▶ **What needs to be done**: Print all entries below exactly, without images.

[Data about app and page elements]

- - -

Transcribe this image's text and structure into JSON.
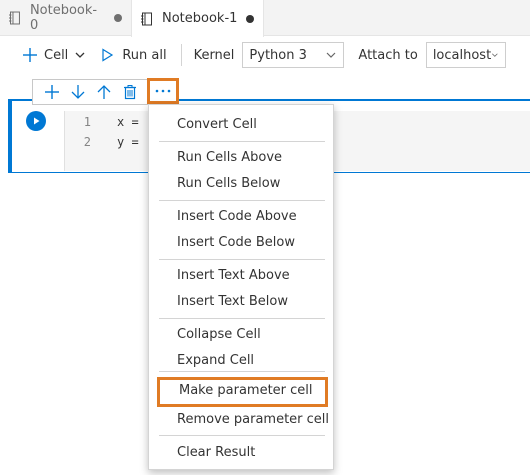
{
  "tabs": [
    {
      "label": "Notebook-0",
      "active": false
    },
    {
      "label": "Notebook-1",
      "active": true
    }
  ],
  "toolbar": {
    "cell_label": "Cell",
    "run_all_label": "Run all",
    "kernel_label": "Kernel",
    "kernel_value": "Python 3",
    "attach_label": "Attach to",
    "attach_value": "localhost"
  },
  "cell": {
    "lines": [
      {
        "num": "1",
        "code": "x = "
      },
      {
        "num": "2",
        "code": "y = "
      }
    ]
  },
  "menu": {
    "items": [
      "Convert Cell",
      "Run Cells Above",
      "Run Cells Below",
      "Insert Code Above",
      "Insert Code Below",
      "Insert Text Above",
      "Insert Text Below",
      "Collapse Cell",
      "Expand Cell",
      "Make parameter cell",
      "Remove parameter cell",
      "Clear Result"
    ]
  },
  "colors": {
    "accent": "#0078d4",
    "highlight": "#e07b24"
  }
}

- - -

▶ **Reply to the exercise**:
Transcribe this image's text and structure into JSON.
{
  "tabs": [
    {
      "label": "Notebook-0",
      "active": false
    },
    {
      "label": "Notebook-1",
      "active": true
    }
  ],
  "toolbar": {
    "cell_label": "Cell",
    "run_all_label": "Run all",
    "kernel_label": "Kernel",
    "kernel_value": "Python 3",
    "attach_label": "Attach to",
    "attach_value": "localhost"
  },
  "cell": {
    "lines": [
      {
        "num": "1",
        "code": "x = "
      },
      {
        "num": "2",
        "code": "y = "
      }
    ]
  },
  "menu": {
    "items": [
      "Convert Cell",
      "Run Cells Above",
      "Run Cells Below",
      "Insert Code Above",
      "Insert Code Below",
      "Insert Text Above",
      "Insert Text Below",
      "Collapse Cell",
      "Expand Cell",
      "Make parameter cell",
      "Remove parameter cell",
      "Clear Result"
    ]
  },
  "colors": {
    "accent": "#0078d4",
    "highlight": "#e07b24"
  }
}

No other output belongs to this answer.